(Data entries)
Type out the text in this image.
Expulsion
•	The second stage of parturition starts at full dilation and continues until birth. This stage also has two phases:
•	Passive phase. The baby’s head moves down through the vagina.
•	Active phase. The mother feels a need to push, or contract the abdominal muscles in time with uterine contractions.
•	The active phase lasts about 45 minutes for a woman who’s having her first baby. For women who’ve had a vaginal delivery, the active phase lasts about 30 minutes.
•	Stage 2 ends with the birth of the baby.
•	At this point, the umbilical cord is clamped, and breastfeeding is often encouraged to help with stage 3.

§ What you have to do
Reproduce all data above, unchanged.

§ Exercise output
Type out the text in this image.
Expulsion
•	The second stage of parturition starts at full dilation and continues until birth. This stage also has two phases:
•	Passive phase. The baby’s head moves down through the vagina.
•	Active phase. The mother feels a need to push, or contract the abdominal muscles in time with uterine contractions.
•	The active phase lasts about 45 minutes for a woman who’s having her first baby. For women who’ve had a vaginal delivery, the active phase lasts about 30 minutes.
•	Stage 2 ends with the birth of the baby.
•	At this point, the umbilical cord is clamped, and breastfeeding is often encouraged to help with stage 3.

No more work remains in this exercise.